▸ **EXERCISE MATERIAL**
%%
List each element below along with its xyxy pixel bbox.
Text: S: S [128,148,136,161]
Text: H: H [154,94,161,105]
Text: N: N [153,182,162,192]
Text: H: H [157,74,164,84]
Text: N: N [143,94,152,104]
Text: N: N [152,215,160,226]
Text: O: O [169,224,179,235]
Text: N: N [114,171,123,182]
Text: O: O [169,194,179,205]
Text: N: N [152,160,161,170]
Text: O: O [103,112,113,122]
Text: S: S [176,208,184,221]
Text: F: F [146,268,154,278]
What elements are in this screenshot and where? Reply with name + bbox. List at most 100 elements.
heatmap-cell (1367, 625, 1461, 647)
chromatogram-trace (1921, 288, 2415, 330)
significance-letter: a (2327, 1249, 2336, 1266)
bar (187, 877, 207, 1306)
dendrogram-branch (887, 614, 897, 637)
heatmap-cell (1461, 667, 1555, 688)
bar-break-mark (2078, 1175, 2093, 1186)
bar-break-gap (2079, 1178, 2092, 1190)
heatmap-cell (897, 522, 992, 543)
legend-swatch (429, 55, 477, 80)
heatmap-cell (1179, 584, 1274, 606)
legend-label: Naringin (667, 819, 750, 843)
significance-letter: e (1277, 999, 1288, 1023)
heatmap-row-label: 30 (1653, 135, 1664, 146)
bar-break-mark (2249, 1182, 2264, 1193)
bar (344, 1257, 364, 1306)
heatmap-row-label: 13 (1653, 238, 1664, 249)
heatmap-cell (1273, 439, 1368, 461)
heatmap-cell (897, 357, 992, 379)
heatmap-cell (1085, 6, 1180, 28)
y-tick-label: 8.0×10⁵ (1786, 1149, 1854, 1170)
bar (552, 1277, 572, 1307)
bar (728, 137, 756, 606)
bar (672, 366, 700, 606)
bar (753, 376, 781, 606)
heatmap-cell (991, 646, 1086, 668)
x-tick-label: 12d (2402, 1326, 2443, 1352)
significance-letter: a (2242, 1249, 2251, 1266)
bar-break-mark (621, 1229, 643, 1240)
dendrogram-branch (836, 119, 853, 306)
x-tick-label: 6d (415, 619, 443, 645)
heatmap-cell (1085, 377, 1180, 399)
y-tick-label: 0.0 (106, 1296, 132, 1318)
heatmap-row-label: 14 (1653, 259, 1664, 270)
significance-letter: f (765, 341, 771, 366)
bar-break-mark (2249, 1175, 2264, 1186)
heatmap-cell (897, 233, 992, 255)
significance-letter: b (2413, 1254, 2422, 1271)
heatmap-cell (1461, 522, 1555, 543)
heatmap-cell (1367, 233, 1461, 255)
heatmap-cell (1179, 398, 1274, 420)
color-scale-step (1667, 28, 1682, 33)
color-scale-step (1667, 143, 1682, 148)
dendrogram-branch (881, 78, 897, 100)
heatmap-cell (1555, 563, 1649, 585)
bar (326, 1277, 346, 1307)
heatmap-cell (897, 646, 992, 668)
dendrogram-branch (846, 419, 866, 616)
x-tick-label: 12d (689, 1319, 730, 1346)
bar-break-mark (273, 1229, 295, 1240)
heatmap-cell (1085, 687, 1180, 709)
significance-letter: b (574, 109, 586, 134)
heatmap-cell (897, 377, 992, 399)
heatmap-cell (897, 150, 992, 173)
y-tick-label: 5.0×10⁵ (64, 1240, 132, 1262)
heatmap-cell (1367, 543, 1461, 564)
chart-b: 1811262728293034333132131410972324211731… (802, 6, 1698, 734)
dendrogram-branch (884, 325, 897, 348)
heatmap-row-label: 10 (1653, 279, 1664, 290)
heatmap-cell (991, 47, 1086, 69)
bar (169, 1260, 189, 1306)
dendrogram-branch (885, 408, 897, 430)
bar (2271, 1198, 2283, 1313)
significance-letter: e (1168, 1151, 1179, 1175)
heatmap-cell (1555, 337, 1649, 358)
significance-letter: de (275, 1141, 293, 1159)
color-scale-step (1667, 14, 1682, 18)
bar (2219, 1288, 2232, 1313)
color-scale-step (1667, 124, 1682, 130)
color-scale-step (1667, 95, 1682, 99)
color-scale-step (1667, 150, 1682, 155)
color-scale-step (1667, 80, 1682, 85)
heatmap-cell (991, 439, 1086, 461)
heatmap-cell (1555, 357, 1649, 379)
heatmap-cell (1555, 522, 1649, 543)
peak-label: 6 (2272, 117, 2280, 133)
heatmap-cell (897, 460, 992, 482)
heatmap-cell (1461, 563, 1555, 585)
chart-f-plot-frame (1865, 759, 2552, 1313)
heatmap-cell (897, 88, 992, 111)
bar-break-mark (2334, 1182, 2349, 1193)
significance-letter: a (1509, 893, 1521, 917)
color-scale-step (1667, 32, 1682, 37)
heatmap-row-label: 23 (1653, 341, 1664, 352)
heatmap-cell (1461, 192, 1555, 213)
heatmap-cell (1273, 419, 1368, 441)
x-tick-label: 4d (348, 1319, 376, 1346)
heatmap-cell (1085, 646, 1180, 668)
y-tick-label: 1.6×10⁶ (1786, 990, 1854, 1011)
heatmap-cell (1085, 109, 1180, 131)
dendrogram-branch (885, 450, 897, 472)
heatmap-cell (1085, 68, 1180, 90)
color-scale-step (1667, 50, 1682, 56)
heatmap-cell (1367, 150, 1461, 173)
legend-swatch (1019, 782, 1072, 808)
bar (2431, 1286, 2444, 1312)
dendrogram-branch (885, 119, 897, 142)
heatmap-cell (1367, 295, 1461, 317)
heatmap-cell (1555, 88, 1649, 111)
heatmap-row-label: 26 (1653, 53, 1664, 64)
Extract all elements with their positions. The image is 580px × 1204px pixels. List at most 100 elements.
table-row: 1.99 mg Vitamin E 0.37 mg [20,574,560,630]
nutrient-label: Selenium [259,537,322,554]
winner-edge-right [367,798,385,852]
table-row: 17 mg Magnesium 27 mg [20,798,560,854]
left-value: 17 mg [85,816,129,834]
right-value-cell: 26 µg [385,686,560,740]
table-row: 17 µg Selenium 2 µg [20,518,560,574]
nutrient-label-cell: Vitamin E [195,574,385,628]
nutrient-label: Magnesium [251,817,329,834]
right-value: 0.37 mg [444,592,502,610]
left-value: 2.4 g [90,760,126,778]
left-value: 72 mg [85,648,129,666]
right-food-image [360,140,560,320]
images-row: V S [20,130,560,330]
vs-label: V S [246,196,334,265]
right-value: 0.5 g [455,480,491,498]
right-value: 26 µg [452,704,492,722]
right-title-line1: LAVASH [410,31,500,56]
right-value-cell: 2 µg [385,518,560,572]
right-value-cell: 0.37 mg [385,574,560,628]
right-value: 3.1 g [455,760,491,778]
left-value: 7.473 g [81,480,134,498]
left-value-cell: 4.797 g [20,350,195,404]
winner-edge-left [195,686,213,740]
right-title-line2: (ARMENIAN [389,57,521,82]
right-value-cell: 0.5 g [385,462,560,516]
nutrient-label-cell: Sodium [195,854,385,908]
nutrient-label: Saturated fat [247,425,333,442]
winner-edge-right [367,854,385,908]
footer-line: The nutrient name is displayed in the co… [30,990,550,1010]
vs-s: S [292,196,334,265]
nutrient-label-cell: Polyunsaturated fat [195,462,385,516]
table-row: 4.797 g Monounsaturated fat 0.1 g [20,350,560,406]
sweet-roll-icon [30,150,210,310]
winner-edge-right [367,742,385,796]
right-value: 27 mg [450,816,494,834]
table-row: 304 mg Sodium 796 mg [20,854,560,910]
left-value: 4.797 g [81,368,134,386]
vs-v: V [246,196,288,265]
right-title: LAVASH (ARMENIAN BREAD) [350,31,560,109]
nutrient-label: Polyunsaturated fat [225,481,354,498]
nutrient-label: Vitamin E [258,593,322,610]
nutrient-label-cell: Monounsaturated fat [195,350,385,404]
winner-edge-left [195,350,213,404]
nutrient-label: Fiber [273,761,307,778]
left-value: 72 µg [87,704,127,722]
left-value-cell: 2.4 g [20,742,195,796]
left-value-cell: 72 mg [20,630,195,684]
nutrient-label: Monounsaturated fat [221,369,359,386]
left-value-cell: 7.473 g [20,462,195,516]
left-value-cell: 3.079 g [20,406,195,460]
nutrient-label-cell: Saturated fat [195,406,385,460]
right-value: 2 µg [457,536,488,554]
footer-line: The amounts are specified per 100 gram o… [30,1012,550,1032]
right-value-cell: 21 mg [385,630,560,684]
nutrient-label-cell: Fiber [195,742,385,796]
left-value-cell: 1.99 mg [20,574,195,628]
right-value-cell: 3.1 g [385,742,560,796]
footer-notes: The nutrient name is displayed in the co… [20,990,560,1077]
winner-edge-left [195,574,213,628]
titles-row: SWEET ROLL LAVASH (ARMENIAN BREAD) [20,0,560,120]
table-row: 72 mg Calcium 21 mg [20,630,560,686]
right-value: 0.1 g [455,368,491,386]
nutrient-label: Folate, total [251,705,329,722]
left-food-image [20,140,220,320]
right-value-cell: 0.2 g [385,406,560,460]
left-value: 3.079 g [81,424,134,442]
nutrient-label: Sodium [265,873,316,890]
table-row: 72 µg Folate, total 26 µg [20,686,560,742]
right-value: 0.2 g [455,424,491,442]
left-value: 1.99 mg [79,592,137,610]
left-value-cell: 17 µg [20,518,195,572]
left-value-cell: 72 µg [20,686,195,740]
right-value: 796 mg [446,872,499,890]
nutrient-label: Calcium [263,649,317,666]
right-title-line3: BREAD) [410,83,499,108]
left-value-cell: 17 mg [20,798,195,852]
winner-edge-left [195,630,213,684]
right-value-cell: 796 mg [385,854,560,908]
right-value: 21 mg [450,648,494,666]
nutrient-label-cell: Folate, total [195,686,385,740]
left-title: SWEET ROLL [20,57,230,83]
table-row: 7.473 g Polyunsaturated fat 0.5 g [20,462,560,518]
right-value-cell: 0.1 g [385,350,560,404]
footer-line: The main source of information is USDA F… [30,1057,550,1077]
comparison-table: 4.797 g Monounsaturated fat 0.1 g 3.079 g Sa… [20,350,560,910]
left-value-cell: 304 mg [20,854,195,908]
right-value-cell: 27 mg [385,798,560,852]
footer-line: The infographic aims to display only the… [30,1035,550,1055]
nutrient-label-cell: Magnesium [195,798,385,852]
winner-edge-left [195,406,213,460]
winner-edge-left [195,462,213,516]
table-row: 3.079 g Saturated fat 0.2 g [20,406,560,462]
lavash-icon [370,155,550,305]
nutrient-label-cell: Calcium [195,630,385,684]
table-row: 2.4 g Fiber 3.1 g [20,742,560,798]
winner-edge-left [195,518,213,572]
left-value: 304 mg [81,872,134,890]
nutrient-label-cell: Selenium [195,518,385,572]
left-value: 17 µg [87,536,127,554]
%%
▸ **THE PROBLEM**
Copy the entries verbatim, starting at the beginning and ending with the line that contains "What elements are", including that line.

▸ **EXERCISE RESPONSE**
List each element below along with its xyxy pixel bbox.
Text: S: S [128,148,136,161]
Text: H: H [154,94,161,105]
Text: N: N [153,182,162,192]
Text: H: H [157,74,164,84]
Text: N: N [143,94,152,104]
Text: N: N [152,215,160,226]
Text: O: O [169,224,179,235]
Text: N: N [114,171,123,182]
Text: O: O [169,194,179,205]
Text: N: N [152,160,161,170]
Text: O: O [103,112,113,122]
Text: S: S [176,208,184,221]
Text: F: F [146,268,154,278]
What elements are in this screenshot and where? Reply with name + bbox. List at most 100 elements.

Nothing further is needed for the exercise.